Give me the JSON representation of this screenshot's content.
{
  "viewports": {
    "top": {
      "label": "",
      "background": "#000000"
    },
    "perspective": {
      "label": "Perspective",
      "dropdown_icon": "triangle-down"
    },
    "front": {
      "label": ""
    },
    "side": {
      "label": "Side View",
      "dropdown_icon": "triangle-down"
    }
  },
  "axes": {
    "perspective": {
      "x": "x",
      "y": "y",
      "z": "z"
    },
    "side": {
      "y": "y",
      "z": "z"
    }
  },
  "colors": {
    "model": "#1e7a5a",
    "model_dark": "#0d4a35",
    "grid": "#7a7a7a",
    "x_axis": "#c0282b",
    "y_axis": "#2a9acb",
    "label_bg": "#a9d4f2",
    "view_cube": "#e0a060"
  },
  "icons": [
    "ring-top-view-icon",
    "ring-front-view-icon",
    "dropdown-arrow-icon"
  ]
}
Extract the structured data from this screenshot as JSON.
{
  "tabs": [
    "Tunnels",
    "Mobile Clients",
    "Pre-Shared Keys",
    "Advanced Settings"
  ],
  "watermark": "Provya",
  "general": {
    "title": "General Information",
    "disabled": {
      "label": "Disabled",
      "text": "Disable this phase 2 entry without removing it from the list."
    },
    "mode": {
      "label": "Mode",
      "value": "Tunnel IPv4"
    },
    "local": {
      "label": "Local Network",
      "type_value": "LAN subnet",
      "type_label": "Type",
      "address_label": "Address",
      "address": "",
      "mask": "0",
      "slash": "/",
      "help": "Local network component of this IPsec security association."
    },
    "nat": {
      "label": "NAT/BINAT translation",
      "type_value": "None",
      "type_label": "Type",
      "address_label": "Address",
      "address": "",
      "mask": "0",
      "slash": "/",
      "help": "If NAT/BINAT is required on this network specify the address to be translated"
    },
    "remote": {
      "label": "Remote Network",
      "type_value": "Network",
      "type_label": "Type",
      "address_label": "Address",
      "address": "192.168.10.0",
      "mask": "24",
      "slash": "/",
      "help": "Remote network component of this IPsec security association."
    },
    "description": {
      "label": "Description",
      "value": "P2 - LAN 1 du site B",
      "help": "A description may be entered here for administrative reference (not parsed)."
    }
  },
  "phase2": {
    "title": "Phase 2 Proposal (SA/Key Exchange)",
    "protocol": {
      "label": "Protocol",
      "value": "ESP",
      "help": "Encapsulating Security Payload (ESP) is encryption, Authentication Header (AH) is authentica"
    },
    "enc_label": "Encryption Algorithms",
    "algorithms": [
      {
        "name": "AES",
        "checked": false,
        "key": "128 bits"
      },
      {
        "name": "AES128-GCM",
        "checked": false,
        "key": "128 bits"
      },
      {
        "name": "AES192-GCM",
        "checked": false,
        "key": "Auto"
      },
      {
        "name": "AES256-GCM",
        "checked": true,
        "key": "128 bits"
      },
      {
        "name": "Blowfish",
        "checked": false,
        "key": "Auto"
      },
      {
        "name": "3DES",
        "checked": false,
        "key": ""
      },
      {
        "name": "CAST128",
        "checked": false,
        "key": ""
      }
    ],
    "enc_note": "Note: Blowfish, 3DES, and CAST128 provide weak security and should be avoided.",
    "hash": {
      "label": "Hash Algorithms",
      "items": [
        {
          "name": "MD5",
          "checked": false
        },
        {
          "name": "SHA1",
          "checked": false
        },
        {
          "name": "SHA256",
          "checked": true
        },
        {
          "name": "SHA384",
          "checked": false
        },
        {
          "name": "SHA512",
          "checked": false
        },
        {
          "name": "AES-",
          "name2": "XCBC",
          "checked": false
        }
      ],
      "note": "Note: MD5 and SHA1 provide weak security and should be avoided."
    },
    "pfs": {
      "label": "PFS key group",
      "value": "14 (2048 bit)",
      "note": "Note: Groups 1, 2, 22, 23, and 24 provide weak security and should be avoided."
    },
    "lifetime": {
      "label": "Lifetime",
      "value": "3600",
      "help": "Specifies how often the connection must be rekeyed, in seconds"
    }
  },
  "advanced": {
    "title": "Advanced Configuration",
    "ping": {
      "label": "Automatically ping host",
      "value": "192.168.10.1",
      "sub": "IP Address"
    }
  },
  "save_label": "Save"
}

What is asked =
Type out the material again exactly as presented.

Reply =
Give me the JSON representation of this screenshot's content.
{
  "viewports": {
    "top": {
      "label": "",
      "background": "#000000"
    },
    "perspective": {
      "label": "Perspective",
      "dropdown_icon": "triangle-down"
    },
    "front": {
      "label": ""
    },
    "side": {
      "label": "Side View",
      "dropdown_icon": "triangle-down"
    }
  },
  "axes": {
    "perspective": {
      "x": "x",
      "y": "y",
      "z": "z"
    },
    "side": {
      "y": "y",
      "z": "z"
    }
  },
  "colors": {
    "model": "#1e7a5a",
    "model_dark": "#0d4a35",
    "grid": "#7a7a7a",
    "x_axis": "#c0282b",
    "y_axis": "#2a9acb",
    "label_bg": "#a9d4f2",
    "view_cube": "#e0a060"
  },
  "icons": [
    "ring-top-view-icon",
    "ring-front-view-icon",
    "dropdown-arrow-icon"
  ]
}
Extract the structured data from this screenshot as JSON.
{
  "tabs": [
    "Tunnels",
    "Mobile Clients",
    "Pre-Shared Keys",
    "Advanced Settings"
  ],
  "watermark": "Provya",
  "general": {
    "title": "General Information",
    "disabled": {
      "label": "Disabled",
      "text": "Disable this phase 2 entry without removing it from the list."
    },
    "mode": {
      "label": "Mode",
      "value": "Tunnel IPv4"
    },
    "local": {
      "label": "Local Network",
      "type_value": "LAN subnet",
      "type_label": "Type",
      "address_label": "Address",
      "address": "",
      "mask": "0",
      "slash": "/",
      "help": "Local network component of this IPsec security association."
    },
    "nat": {
      "label": "NAT/BINAT translation",
      "type_value": "None",
      "type_label": "Type",
      "address_label": "Address",
      "address": "",
      "mask": "0",
      "slash": "/",
      "help": "If NAT/BINAT is required on this network specify the address to be translated"
    },
    "remote": {
      "label": "Remote Network",
      "type_value": "Network",
      "type_label": "Type",
      "address_label": "Address",
      "address": "192.168.10.0",
      "mask": "24",
      "slash": "/",
      "help": "Remote network component of this IPsec security association."
    },
    "description": {
      "label": "Description",
      "value": "P2 - LAN 1 du site B",
      "help": "A description may be entered here for administrative reference (not parsed)."
    }
  },
  "phase2": {
    "title": "Phase 2 Proposal (SA/Key Exchange)",
    "protocol": {
      "label": "Protocol",
      "value": "ESP",
      "help": "Encapsulating Security Payload (ESP) is encryption, Authentication Header (AH) is authentica"
    },
    "enc_label": "Encryption Algorithms",
    "algorithms": [
      {
        "name": "AES",
        "checked": false,
        "key": "128 bits"
      },
      {
        "name": "AES128-GCM",
        "checked": false,
        "key": "128 bits"
      },
      {
        "name": "AES192-GCM",
        "checked": false,
        "key": "Auto"
      },
      {
        "name": "AES256-GCM",
        "checked": true,
        "key": "128 bits"
      },
      {
        "name": "Blowfish",
        "checked": false,
        "key": "Auto"
      },
      {
        "name": "3DES",
        "checked": false,
        "key": ""
      },
      {
        "name": "CAST128",
        "checked": false,
        "key": ""
      }
    ],
    "enc_note": "Note: Blowfish, 3DES, and CAST128 provide weak security and should be avoided.",
    "hash": {
      "label": "Hash Algorithms",
      "items": [
        {
          "name": "MD5",
          "checked": false
        },
        {
          "name": "SHA1",
          "checked": false
        },
        {
          "name": "SHA256",
          "checked": true
        },
        {
          "name": "SHA384",
          "checked": false
        },
        {
          "name": "SHA512",
          "checked": false
        },
        {
          "name": "AES-",
          "name2": "XCBC",
          "checked": false
        }
      ],
      "note": "Note: MD5 and SHA1 provide weak security and should be avoided."
    },
    "pfs": {
      "label": "PFS key group",
      "value": "14 (2048 bit)",
      "note": "Note: Groups 1, 2, 22, 23, and 24 provide weak security and should be avoided."
    },
    "lifetime": {
      "label": "Lifetime",
      "value": "3600",
      "help": "Specifies how often the connection must be rekeyed, in seconds"
    }
  },
  "advanced": {
    "title": "Advanced Configuration",
    "ping": {
      "label": "Automatically ping host",
      "value": "192.168.10.1",
      "sub": "IP Address"
    }
  },
  "save_label": "Save"
}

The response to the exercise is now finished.